— Start of Provided data —
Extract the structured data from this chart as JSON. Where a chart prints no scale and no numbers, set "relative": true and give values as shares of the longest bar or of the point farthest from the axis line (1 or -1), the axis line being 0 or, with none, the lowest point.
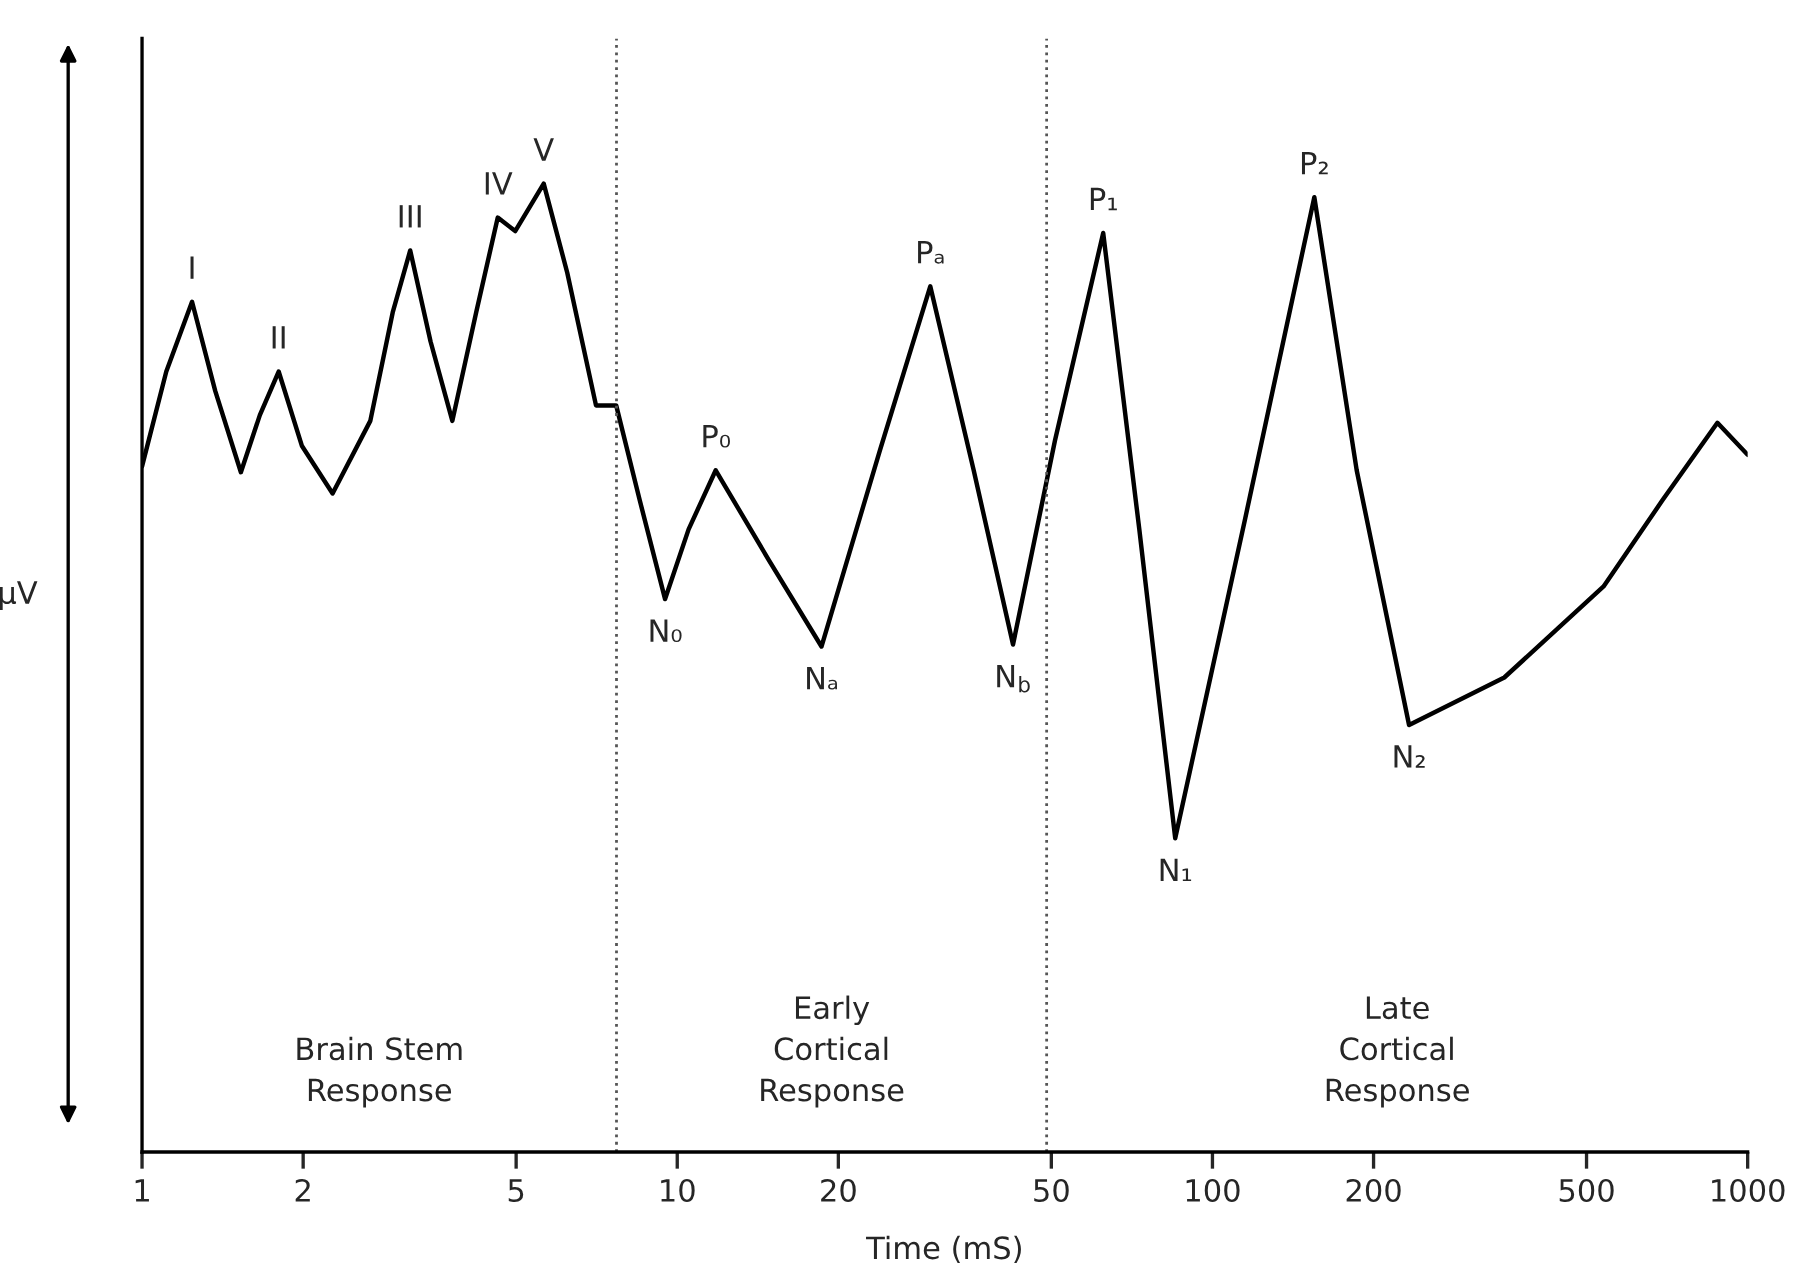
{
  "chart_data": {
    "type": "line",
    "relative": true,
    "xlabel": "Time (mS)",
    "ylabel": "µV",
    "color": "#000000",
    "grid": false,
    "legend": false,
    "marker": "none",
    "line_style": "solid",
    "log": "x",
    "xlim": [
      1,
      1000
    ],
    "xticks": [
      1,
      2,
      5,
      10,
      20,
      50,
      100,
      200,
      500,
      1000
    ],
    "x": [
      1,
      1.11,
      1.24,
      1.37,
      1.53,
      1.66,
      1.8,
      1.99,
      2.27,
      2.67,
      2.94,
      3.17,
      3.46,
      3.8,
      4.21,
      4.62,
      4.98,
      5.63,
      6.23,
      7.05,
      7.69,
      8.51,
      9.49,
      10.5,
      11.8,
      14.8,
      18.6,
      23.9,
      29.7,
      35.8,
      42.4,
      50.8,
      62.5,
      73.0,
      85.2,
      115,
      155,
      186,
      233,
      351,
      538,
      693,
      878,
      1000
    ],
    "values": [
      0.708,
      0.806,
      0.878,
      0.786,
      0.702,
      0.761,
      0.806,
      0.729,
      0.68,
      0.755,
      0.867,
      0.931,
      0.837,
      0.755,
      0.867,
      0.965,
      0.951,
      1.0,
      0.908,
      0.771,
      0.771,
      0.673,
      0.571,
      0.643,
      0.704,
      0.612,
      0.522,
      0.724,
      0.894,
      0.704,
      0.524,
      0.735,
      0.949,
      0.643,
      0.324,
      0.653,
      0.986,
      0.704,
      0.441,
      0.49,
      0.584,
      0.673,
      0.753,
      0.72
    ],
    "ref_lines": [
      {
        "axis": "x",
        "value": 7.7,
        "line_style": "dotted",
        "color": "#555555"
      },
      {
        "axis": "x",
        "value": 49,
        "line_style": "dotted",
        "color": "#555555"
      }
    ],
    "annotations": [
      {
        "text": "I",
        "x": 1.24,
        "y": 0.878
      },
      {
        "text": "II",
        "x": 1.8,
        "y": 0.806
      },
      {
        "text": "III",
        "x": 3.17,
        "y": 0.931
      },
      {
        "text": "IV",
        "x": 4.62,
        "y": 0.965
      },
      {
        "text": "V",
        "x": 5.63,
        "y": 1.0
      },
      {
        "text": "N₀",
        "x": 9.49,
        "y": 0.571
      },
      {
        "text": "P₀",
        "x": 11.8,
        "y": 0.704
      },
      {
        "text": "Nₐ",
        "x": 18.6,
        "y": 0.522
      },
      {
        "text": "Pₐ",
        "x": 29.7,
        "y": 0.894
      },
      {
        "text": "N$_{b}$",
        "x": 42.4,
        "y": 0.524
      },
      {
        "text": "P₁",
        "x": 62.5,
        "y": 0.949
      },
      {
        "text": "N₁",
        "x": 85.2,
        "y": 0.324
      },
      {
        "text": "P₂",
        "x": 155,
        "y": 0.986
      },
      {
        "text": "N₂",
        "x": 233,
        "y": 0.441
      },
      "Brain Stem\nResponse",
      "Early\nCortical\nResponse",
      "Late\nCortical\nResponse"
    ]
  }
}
— End of Provided data —
— Start of Provided data —
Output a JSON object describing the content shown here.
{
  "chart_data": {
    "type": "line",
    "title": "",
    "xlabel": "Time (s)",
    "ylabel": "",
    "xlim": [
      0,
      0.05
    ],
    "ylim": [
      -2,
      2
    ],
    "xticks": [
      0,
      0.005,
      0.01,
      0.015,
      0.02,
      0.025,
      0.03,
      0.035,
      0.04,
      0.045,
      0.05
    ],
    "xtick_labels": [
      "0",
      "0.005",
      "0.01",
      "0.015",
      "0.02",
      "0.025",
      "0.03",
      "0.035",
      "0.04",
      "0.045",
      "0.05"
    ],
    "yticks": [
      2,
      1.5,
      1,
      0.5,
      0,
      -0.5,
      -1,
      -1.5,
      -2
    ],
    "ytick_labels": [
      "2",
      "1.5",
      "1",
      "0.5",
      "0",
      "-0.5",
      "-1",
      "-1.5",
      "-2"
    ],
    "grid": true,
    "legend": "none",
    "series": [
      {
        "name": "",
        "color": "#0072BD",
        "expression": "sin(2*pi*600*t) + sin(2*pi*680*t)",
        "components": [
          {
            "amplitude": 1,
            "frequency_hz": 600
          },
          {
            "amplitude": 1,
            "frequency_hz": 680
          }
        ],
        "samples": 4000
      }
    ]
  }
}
— End of Provided data —
• **Direction**
For each line in the data above that contains the string "nResponse", extract the line.

• **Final result**
      "Brain Stem\nResponse",
      "Early\nCortical\nResponse",
      "Late\nCortical\nResponse"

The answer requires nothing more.